Dataset entries
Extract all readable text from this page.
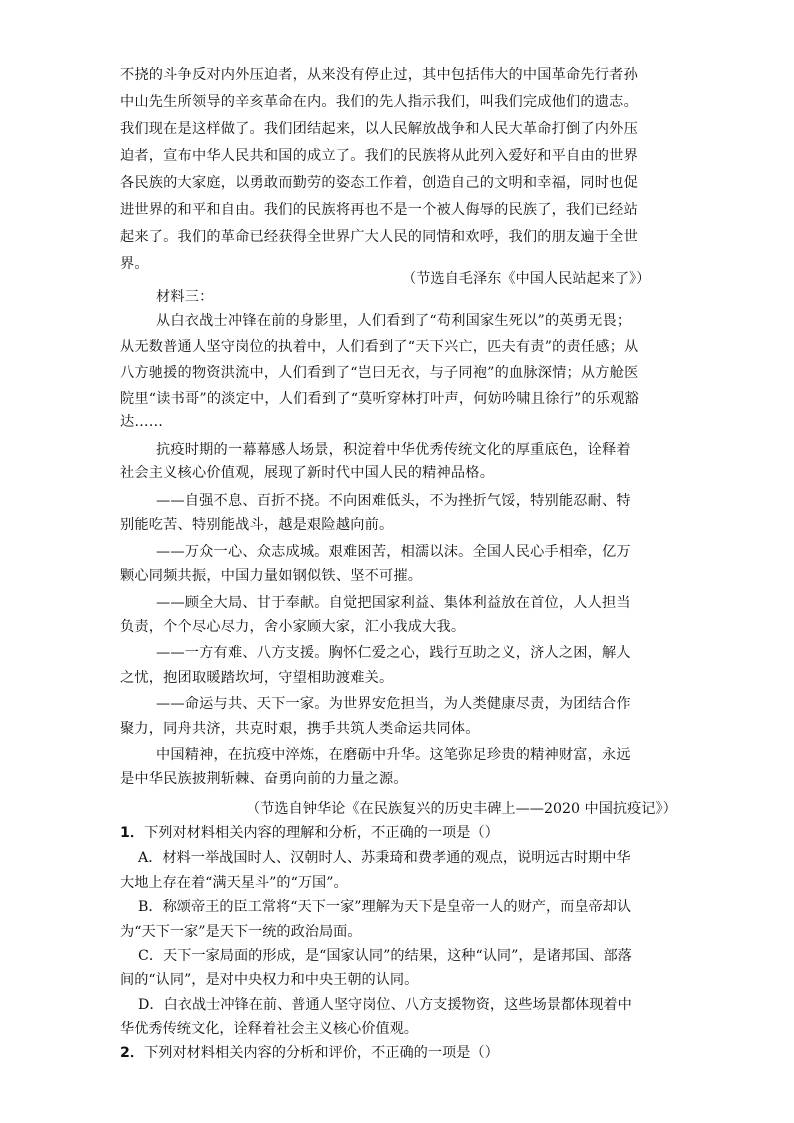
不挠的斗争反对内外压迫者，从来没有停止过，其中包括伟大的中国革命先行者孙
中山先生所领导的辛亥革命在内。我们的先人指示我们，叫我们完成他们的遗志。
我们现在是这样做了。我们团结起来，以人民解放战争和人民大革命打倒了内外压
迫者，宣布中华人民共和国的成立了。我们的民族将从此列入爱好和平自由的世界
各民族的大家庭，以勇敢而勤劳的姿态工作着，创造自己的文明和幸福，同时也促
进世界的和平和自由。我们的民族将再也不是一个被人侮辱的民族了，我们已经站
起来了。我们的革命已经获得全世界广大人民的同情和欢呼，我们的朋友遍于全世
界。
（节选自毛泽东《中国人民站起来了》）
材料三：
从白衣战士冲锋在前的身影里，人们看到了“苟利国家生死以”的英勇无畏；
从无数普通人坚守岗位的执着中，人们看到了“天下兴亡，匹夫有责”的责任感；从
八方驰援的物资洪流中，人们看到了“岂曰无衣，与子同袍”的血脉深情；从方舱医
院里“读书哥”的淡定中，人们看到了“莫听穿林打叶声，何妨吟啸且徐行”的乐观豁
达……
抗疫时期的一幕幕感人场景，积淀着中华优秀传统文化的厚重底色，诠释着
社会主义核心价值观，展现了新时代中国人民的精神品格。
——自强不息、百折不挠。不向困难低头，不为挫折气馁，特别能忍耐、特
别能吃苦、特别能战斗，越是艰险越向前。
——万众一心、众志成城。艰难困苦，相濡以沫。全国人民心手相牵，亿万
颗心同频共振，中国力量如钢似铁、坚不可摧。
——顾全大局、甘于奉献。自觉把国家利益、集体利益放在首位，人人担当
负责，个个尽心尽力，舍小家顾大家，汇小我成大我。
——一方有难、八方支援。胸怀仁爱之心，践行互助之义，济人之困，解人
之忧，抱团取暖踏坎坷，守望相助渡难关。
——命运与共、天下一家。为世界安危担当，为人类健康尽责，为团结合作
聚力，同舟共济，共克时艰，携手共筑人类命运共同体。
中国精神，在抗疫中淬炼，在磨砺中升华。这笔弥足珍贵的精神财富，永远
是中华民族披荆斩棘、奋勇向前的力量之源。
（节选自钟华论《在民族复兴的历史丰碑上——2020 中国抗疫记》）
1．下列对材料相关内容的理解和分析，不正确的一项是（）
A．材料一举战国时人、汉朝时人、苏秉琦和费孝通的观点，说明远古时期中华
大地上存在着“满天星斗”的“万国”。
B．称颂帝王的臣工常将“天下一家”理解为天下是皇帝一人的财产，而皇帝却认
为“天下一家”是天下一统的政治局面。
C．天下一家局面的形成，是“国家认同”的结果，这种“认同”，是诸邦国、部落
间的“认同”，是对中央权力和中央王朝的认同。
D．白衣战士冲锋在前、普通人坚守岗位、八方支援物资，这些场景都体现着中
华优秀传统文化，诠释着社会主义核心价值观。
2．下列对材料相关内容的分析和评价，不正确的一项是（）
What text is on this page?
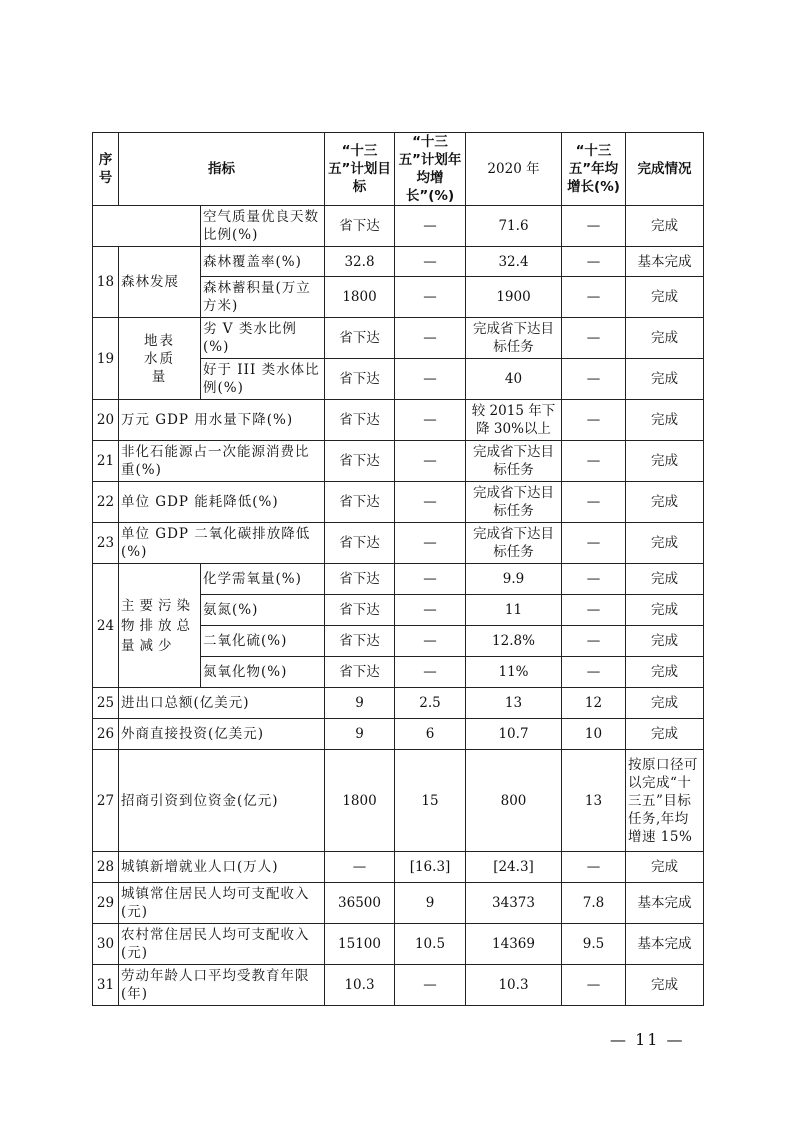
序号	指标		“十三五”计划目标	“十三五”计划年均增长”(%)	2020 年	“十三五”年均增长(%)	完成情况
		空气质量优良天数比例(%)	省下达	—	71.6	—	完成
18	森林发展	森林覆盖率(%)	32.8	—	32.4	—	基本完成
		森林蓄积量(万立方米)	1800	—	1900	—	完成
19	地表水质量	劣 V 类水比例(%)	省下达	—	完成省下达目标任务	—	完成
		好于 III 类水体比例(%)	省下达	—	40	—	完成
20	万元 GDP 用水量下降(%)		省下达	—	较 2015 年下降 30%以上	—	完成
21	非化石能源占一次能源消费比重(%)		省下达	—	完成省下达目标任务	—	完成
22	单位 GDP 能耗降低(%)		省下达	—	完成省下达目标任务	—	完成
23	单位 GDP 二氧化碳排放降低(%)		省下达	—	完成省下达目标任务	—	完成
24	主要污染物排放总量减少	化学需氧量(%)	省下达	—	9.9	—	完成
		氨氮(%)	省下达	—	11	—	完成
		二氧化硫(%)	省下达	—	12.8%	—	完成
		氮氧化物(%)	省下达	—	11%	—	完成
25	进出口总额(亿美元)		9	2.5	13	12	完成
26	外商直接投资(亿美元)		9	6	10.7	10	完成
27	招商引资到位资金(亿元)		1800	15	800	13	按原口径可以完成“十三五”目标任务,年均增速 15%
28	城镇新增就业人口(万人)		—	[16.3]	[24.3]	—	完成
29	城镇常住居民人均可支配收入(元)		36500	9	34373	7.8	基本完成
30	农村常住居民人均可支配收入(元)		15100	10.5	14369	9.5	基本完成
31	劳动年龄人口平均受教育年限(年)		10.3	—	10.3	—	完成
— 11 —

> **Written task**: Leave the pictures out and reproduce all of the records exactly.

> **Result of this task**:
Extract all readable text from this page.
不挠的斗争反对内外压迫者，从来没有停止过，其中包括伟大的中国革命先行者孙
中山先生所领导的辛亥革命在内。我们的先人指示我们，叫我们完成他们的遗志。
我们现在是这样做了。我们团结起来，以人民解放战争和人民大革命打倒了内外压
迫者，宣布中华人民共和国的成立了。我们的民族将从此列入爱好和平自由的世界
各民族的大家庭，以勇敢而勤劳的姿态工作着，创造自己的文明和幸福，同时也促
进世界的和平和自由。我们的民族将再也不是一个被人侮辱的民族了，我们已经站
起来了。我们的革命已经获得全世界广大人民的同情和欢呼，我们的朋友遍于全世
界。
（节选自毛泽东《中国人民站起来了》）
材料三：
从白衣战士冲锋在前的身影里，人们看到了“苟利国家生死以”的英勇无畏；
从无数普通人坚守岗位的执着中，人们看到了“天下兴亡，匹夫有责”的责任感；从
八方驰援的物资洪流中，人们看到了“岂曰无衣，与子同袍”的血脉深情；从方舱医
院里“读书哥”的淡定中，人们看到了“莫听穿林打叶声，何妨吟啸且徐行”的乐观豁
达……
抗疫时期的一幕幕感人场景，积淀着中华优秀传统文化的厚重底色，诠释着
社会主义核心价值观，展现了新时代中国人民的精神品格。
——自强不息、百折不挠。不向困难低头，不为挫折气馁，特别能忍耐、特
别能吃苦、特别能战斗，越是艰险越向前。
——万众一心、众志成城。艰难困苦，相濡以沫。全国人民心手相牵，亿万
颗心同频共振，中国力量如钢似铁、坚不可摧。
——顾全大局、甘于奉献。自觉把国家利益、集体利益放在首位，人人担当
负责，个个尽心尽力，舍小家顾大家，汇小我成大我。
——一方有难、八方支援。胸怀仁爱之心，践行互助之义，济人之困，解人
之忧，抱团取暖踏坎坷，守望相助渡难关。
——命运与共、天下一家。为世界安危担当，为人类健康尽责，为团结合作
聚力，同舟共济，共克时艰，携手共筑人类命运共同体。
中国精神，在抗疫中淬炼，在磨砺中升华。这笔弥足珍贵的精神财富，永远
是中华民族披荆斩棘、奋勇向前的力量之源。
（节选自钟华论《在民族复兴的历史丰碑上——2020 中国抗疫记》）
1．下列对材料相关内容的理解和分析，不正确的一项是（）
A．材料一举战国时人、汉朝时人、苏秉琦和费孝通的观点，说明远古时期中华
大地上存在着“满天星斗”的“万国”。
B．称颂帝王的臣工常将“天下一家”理解为天下是皇帝一人的财产，而皇帝却认
为“天下一家”是天下一统的政治局面。
C．天下一家局面的形成，是“国家认同”的结果，这种“认同”，是诸邦国、部落
间的“认同”，是对中央权力和中央王朝的认同。
D．白衣战士冲锋在前、普通人坚守岗位、八方支援物资，这些场景都体现着中
华优秀传统文化，诠释着社会主义核心价值观。
2．下列对材料相关内容的分析和评价，不正确的一项是（）
What text is on this page?
序号	指标		“十三五”计划目标	“十三五”计划年均增长”(%)	2020 年	“十三五”年均增长(%)	完成情况
		空气质量优良天数比例(%)	省下达	—	71.6	—	完成
18	森林发展	森林覆盖率(%)	32.8	—	32.4	—	基本完成
		森林蓄积量(万立方米)	1800	—	1900	—	完成
19	地表水质量	劣 V 类水比例(%)	省下达	—	完成省下达目标任务	—	完成
		好于 III 类水体比例(%)	省下达	—	40	—	完成
20	万元 GDP 用水量下降(%)		省下达	—	较 2015 年下降 30%以上	—	完成
21	非化石能源占一次能源消费比重(%)		省下达	—	完成省下达目标任务	—	完成
22	单位 GDP 能耗降低(%)		省下达	—	完成省下达目标任务	—	完成
23	单位 GDP 二氧化碳排放降低(%)		省下达	—	完成省下达目标任务	—	完成
24	主要污染物排放总量减少	化学需氧量(%)	省下达	—	9.9	—	完成
		氨氮(%)	省下达	—	11	—	完成
		二氧化硫(%)	省下达	—	12.8%	—	完成
		氮氧化物(%)	省下达	—	11%	—	完成
25	进出口总额(亿美元)		9	2.5	13	12	完成
26	外商直接投资(亿美元)		9	6	10.7	10	完成
27	招商引资到位资金(亿元)		1800	15	800	13	按原口径可以完成“十三五”目标任务,年均增速 15%
28	城镇新增就业人口(万人)		—	[16.3]	[24.3]	—	完成
29	城镇常住居民人均可支配收入(元)		36500	9	34373	7.8	基本完成
30	农村常住居民人均可支配收入(元)		15100	10.5	14369	9.5	基本完成
31	劳动年龄人口平均受教育年限(年)		10.3	—	10.3	—	完成
— 11 —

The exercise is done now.